▸ GOAL:
Extract the text of every entry below exactly; leave images out.
━━ INPUT RECORDS ━━
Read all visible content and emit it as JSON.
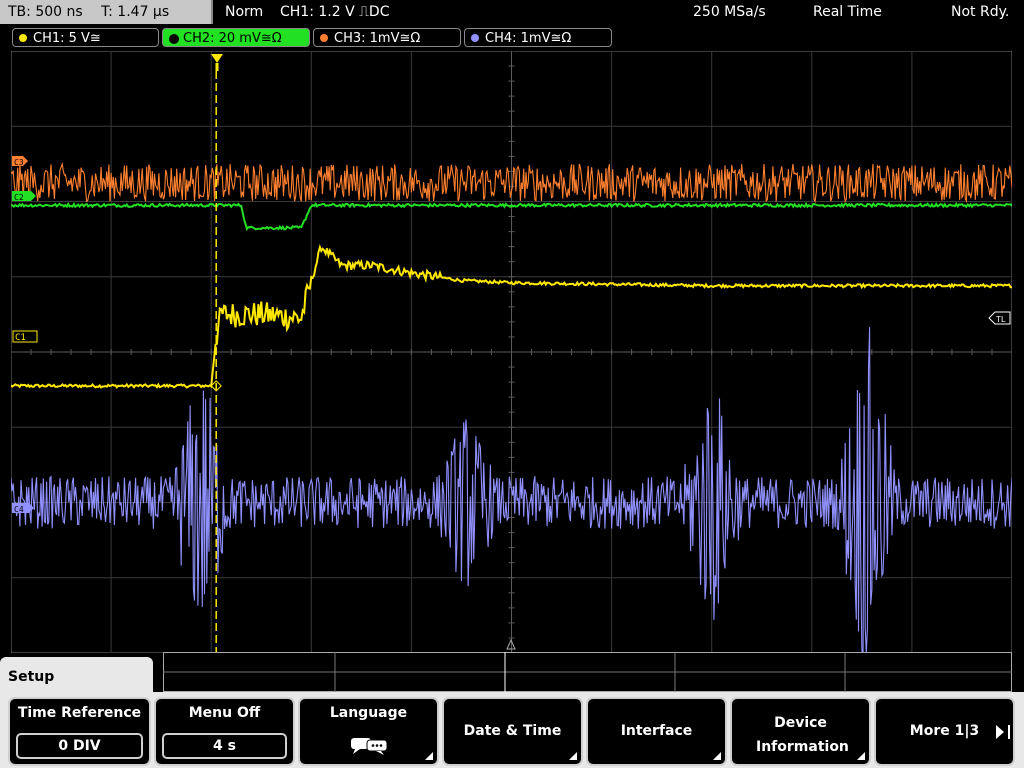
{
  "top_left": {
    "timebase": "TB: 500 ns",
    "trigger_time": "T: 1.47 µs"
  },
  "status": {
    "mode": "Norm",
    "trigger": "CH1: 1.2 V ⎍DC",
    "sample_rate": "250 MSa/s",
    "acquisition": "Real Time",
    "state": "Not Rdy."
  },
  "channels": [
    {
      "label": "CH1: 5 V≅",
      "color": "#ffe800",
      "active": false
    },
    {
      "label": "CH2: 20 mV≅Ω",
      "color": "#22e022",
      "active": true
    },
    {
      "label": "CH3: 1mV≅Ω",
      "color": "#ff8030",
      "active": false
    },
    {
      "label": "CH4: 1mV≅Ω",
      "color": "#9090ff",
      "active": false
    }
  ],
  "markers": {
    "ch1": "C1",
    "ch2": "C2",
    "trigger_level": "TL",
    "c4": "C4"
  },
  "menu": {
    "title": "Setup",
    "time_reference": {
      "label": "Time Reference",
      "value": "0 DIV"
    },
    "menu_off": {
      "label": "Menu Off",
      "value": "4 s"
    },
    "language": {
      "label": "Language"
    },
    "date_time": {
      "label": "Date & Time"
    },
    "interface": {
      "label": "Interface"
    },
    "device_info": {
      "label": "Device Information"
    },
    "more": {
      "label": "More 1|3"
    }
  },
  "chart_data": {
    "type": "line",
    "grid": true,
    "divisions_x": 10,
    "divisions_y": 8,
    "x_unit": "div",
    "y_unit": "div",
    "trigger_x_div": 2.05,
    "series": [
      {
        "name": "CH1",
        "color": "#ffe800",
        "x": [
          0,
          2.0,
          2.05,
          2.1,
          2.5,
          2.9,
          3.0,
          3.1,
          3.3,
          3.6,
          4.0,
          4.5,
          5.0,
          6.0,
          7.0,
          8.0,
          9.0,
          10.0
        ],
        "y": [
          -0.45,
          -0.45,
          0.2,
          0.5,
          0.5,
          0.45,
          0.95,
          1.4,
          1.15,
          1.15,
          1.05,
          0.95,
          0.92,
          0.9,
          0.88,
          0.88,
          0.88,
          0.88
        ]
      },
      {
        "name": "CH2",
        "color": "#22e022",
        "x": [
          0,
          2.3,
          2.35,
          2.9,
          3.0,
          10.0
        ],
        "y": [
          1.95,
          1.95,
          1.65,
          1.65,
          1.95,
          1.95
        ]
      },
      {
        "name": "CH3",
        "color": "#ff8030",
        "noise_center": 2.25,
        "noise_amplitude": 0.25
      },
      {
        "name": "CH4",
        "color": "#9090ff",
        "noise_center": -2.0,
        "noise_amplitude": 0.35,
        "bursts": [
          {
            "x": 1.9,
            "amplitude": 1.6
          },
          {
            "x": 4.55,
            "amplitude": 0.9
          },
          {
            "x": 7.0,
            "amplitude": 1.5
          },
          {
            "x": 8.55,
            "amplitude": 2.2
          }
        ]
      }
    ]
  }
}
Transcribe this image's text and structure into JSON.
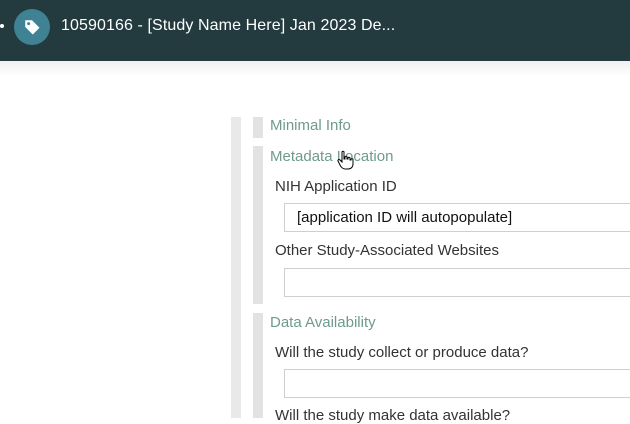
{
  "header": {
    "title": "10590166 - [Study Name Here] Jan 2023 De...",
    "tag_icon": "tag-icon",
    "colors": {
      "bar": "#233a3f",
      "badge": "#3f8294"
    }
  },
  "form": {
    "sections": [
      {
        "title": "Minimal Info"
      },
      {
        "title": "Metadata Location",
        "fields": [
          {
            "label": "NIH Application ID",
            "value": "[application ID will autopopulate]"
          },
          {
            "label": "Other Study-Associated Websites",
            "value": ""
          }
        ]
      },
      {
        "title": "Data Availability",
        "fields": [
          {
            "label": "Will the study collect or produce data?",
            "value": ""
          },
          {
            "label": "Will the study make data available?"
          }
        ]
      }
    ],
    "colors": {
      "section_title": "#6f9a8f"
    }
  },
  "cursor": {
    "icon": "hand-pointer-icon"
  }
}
━━━
▸ THE COMPLETED TASK:
Read all visible content and emit it as JSON.
{
  "top_left": {
    "timebase": "TB: 500 ns",
    "trigger_time": "T: 1.47 µs"
  },
  "status": {
    "mode": "Norm",
    "trigger": "CH1: 1.2 V ⎍DC",
    "sample_rate": "250 MSa/s",
    "acquisition": "Real Time",
    "state": "Not Rdy."
  },
  "channels": [
    {
      "label": "CH1: 5 V≅",
      "color": "#ffe800",
      "active": false
    },
    {
      "label": "CH2: 20 mV≅Ω",
      "color": "#22e022",
      "active": true
    },
    {
      "label": "CH3: 1mV≅Ω",
      "color": "#ff8030",
      "active": false
    },
    {
      "label": "CH4: 1mV≅Ω",
      "color": "#9090ff",
      "active": false
    }
  ],
  "markers": {
    "ch1": "C1",
    "ch2": "C2",
    "trigger_level": "TL",
    "c4": "C4"
  },
  "menu": {
    "title": "Setup",
    "time_reference": {
      "label": "Time Reference",
      "value": "0 DIV"
    },
    "menu_off": {
      "label": "Menu Off",
      "value": "4 s"
    },
    "language": {
      "label": "Language"
    },
    "date_time": {
      "label": "Date & Time"
    },
    "interface": {
      "label": "Interface"
    },
    "device_info": {
      "label": "Device Information"
    },
    "more": {
      "label": "More 1|3"
    }
  },
  "chart_data": {
    "type": "line",
    "grid": true,
    "divisions_x": 10,
    "divisions_y": 8,
    "x_unit": "div",
    "y_unit": "div",
    "trigger_x_div": 2.05,
    "series": [
      {
        "name": "CH1",
        "color": "#ffe800",
        "x": [
          0,
          2.0,
          2.05,
          2.1,
          2.5,
          2.9,
          3.0,
          3.1,
          3.3,
          3.6,
          4.0,
          4.5,
          5.0,
          6.0,
          7.0,
          8.0,
          9.0,
          10.0
        ],
        "y": [
          -0.45,
          -0.45,
          0.2,
          0.5,
          0.5,
          0.45,
          0.95,
          1.4,
          1.15,
          1.15,
          1.05,
          0.95,
          0.92,
          0.9,
          0.88,
          0.88,
          0.88,
          0.88
        ]
      },
      {
        "name": "CH2",
        "color": "#22e022",
        "x": [
          0,
          2.3,
          2.35,
          2.9,
          3.0,
          10.0
        ],
        "y": [
          1.95,
          1.95,
          1.65,
          1.65,
          1.95,
          1.95
        ]
      },
      {
        "name": "CH3",
        "color": "#ff8030",
        "noise_center": 2.25,
        "noise_amplitude": 0.25
      },
      {
        "name": "CH4",
        "color": "#9090ff",
        "noise_center": -2.0,
        "noise_amplitude": 0.35,
        "bursts": [
          {
            "x": 1.9,
            "amplitude": 1.6
          },
          {
            "x": 4.55,
            "amplitude": 0.9
          },
          {
            "x": 7.0,
            "amplitude": 1.5
          },
          {
            "x": 8.55,
            "amplitude": 2.2
          }
        ]
      }
    ]
  }
}
Transcribe this image's text and structure into JSON.
{
  "header": {
    "title": "10590166 - [Study Name Here] Jan 2023 De...",
    "tag_icon": "tag-icon",
    "colors": {
      "bar": "#233a3f",
      "badge": "#3f8294"
    }
  },
  "form": {
    "sections": [
      {
        "title": "Minimal Info"
      },
      {
        "title": "Metadata Location",
        "fields": [
          {
            "label": "NIH Application ID",
            "value": "[application ID will autopopulate]"
          },
          {
            "label": "Other Study-Associated Websites",
            "value": ""
          }
        ]
      },
      {
        "title": "Data Availability",
        "fields": [
          {
            "label": "Will the study collect or produce data?",
            "value": ""
          },
          {
            "label": "Will the study make data available?"
          }
        ]
      }
    ],
    "colors": {
      "section_title": "#6f9a8f"
    }
  },
  "cursor": {
    "icon": "hand-pointer-icon"
  }
}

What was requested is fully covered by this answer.